REQUIRED TASK :: Search the material below for the word "JSON". Copy every line that has it.

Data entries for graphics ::

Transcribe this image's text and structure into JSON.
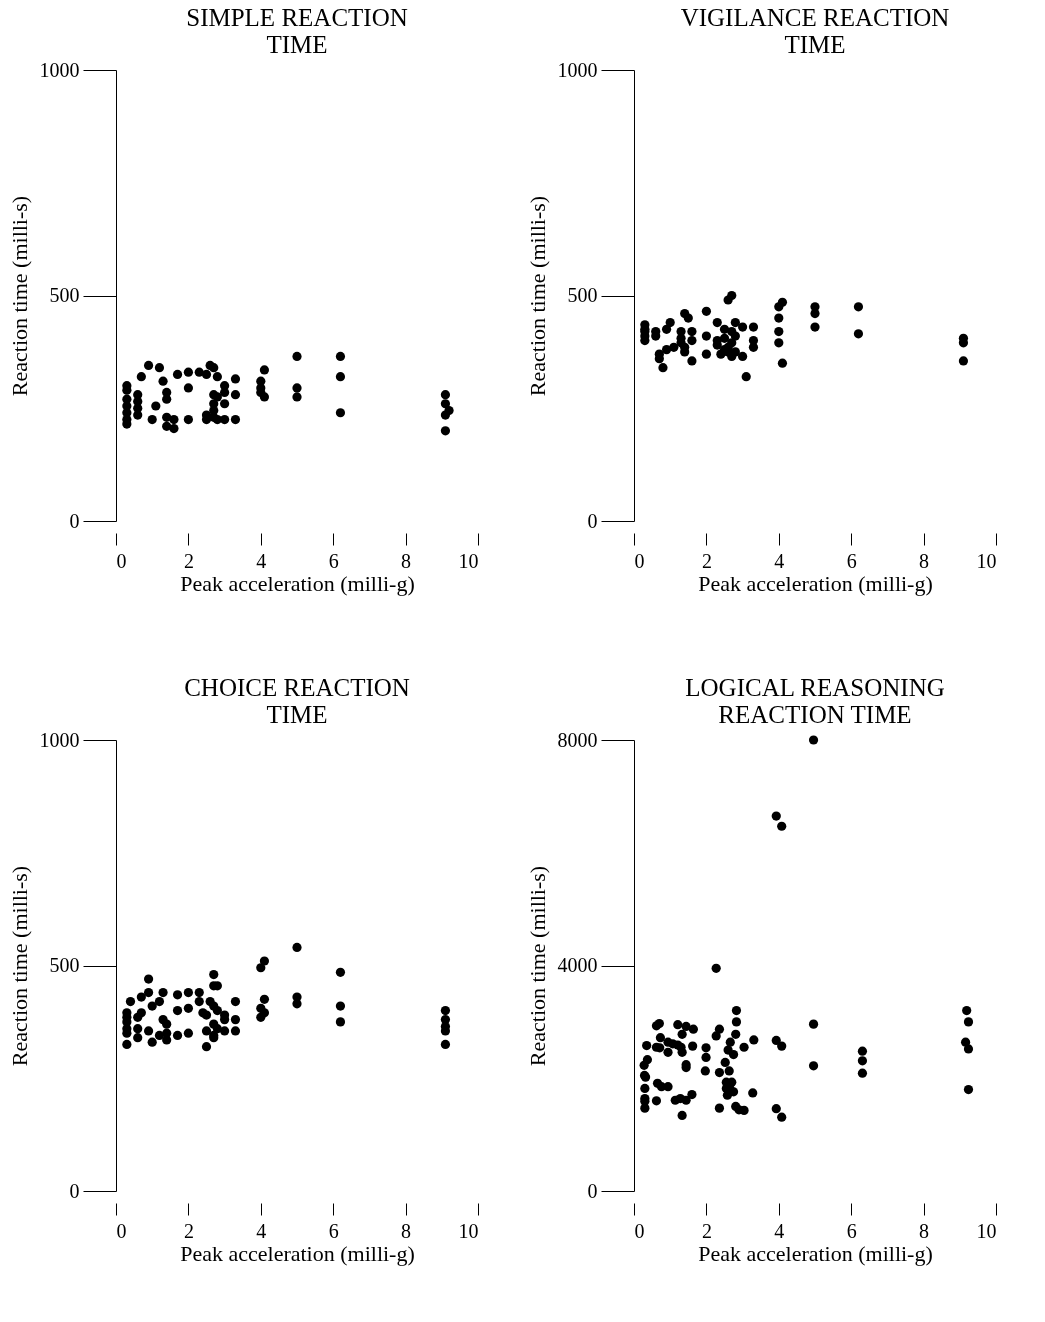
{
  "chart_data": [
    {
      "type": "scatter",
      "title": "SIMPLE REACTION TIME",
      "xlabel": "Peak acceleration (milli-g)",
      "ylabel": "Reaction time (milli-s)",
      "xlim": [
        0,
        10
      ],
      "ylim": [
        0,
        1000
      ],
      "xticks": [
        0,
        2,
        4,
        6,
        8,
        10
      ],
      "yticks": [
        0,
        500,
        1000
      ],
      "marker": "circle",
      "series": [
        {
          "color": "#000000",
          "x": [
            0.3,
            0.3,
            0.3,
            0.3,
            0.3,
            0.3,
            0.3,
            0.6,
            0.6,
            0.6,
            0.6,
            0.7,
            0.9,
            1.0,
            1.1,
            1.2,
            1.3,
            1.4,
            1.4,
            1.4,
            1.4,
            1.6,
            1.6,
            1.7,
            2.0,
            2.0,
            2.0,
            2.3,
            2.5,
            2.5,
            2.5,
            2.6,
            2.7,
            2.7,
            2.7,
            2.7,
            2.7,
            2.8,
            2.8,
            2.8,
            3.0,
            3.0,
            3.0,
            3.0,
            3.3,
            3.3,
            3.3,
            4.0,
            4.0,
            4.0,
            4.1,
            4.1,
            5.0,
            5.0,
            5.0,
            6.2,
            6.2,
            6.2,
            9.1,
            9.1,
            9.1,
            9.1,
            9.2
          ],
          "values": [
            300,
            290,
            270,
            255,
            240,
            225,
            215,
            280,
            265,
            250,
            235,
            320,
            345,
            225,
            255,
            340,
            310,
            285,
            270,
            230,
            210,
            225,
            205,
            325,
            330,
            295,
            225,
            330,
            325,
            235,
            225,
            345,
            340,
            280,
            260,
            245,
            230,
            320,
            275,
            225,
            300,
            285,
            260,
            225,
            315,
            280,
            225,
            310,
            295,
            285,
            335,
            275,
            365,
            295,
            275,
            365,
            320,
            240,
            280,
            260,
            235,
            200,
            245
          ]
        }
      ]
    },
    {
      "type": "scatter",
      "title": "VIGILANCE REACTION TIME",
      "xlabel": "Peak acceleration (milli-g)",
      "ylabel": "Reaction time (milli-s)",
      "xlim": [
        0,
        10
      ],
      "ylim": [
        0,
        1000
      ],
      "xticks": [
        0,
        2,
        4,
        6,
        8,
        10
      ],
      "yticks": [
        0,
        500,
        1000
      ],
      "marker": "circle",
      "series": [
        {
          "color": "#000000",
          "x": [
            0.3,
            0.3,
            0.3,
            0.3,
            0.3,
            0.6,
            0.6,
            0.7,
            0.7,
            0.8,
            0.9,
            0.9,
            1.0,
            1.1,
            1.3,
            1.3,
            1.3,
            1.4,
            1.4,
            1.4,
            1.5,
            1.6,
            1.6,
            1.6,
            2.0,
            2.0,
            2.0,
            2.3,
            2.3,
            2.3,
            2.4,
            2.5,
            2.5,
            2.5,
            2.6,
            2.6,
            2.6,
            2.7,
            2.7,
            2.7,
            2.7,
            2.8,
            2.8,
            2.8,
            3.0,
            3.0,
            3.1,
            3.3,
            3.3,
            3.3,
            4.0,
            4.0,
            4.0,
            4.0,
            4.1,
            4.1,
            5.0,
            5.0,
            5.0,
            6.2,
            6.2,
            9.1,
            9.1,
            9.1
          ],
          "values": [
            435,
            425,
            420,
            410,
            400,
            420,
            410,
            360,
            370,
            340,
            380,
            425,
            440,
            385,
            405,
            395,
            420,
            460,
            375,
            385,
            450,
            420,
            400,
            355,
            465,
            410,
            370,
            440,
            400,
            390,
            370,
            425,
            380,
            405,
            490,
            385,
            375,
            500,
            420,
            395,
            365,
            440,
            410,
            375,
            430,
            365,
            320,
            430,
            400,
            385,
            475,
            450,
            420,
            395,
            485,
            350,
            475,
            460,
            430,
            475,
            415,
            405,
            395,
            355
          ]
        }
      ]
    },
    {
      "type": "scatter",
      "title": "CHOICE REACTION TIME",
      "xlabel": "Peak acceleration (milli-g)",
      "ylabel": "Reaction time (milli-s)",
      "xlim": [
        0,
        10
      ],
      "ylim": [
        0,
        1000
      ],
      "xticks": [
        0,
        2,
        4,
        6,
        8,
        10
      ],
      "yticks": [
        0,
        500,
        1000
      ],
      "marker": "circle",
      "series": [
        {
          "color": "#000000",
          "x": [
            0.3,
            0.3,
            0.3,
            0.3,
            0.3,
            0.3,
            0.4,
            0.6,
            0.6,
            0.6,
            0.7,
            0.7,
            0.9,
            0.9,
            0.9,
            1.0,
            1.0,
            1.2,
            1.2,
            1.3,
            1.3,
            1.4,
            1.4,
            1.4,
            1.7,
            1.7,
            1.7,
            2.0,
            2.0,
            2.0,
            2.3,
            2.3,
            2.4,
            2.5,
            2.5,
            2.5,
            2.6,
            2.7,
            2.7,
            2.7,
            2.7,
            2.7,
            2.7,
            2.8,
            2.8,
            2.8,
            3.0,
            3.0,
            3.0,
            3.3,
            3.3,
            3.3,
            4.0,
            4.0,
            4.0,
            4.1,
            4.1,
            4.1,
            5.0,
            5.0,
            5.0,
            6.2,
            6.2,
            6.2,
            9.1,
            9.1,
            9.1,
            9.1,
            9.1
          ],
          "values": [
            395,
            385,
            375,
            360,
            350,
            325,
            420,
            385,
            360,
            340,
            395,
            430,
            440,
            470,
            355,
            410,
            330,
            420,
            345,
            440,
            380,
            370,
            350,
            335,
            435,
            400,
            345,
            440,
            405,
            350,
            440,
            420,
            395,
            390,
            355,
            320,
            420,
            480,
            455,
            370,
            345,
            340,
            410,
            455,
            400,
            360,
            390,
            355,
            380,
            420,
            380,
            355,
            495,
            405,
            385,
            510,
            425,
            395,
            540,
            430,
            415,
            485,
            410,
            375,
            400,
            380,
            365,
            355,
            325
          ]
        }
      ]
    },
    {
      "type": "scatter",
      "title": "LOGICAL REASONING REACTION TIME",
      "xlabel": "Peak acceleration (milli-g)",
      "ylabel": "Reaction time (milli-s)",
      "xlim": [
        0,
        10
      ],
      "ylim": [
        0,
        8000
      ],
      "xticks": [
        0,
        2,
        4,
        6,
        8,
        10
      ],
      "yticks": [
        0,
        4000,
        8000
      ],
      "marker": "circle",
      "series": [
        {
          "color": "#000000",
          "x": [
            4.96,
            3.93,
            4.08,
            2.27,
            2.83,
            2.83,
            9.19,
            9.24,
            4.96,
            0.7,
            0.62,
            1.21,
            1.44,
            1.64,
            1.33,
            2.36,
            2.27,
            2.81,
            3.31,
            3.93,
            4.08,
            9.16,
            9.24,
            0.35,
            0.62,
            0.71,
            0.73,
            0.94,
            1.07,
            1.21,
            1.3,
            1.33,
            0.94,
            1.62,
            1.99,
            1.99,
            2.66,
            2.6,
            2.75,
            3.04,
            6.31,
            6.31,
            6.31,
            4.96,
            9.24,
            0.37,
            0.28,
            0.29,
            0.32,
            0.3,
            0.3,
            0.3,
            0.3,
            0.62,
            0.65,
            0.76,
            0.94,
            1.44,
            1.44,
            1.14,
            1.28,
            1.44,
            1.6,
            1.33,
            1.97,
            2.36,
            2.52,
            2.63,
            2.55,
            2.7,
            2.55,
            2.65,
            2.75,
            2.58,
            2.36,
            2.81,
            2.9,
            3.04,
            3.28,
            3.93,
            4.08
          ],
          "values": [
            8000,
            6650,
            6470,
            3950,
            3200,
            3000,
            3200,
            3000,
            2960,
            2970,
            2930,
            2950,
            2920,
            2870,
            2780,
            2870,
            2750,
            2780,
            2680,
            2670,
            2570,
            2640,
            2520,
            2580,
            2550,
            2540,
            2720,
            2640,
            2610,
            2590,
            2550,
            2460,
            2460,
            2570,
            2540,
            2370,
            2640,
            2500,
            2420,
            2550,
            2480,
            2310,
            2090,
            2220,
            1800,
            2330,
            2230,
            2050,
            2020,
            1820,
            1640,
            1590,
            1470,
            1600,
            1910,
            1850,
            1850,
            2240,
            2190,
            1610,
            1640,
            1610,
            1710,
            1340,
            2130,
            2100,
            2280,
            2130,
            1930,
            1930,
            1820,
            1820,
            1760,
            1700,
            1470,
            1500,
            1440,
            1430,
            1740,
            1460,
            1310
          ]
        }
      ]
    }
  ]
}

---

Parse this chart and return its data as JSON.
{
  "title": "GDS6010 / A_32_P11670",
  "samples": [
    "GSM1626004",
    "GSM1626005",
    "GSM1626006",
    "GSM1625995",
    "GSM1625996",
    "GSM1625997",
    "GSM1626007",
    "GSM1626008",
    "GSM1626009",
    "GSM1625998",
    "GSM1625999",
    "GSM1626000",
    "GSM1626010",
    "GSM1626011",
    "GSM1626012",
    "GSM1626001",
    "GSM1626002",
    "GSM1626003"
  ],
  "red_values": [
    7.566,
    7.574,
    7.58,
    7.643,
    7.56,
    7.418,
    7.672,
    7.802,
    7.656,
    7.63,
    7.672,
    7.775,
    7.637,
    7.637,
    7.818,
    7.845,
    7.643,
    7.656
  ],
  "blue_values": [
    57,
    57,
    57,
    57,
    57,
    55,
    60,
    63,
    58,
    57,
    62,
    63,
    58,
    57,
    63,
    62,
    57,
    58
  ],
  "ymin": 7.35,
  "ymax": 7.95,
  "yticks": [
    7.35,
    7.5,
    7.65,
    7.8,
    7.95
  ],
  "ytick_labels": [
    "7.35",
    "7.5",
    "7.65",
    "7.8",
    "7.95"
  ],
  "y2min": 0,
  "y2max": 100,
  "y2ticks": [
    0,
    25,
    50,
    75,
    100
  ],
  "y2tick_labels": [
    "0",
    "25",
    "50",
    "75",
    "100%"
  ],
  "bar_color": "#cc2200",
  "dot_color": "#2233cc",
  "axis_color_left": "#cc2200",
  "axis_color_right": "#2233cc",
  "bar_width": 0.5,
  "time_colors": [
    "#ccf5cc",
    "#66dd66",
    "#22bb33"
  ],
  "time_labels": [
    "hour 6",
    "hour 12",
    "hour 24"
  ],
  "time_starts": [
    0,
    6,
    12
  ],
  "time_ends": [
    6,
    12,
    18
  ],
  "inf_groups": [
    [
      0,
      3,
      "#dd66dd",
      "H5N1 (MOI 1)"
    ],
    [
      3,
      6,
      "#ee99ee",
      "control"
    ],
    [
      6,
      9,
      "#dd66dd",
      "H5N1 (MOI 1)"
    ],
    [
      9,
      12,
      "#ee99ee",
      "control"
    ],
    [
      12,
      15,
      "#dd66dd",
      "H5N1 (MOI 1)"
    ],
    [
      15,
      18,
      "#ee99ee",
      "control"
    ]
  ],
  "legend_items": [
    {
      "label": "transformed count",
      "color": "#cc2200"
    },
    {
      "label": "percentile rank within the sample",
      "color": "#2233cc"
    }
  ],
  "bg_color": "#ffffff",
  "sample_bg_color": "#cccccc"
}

EXERCISE RESULT ::
Transcribe this image's text and structure into JSON.
Parse this chart and return its data as JSON.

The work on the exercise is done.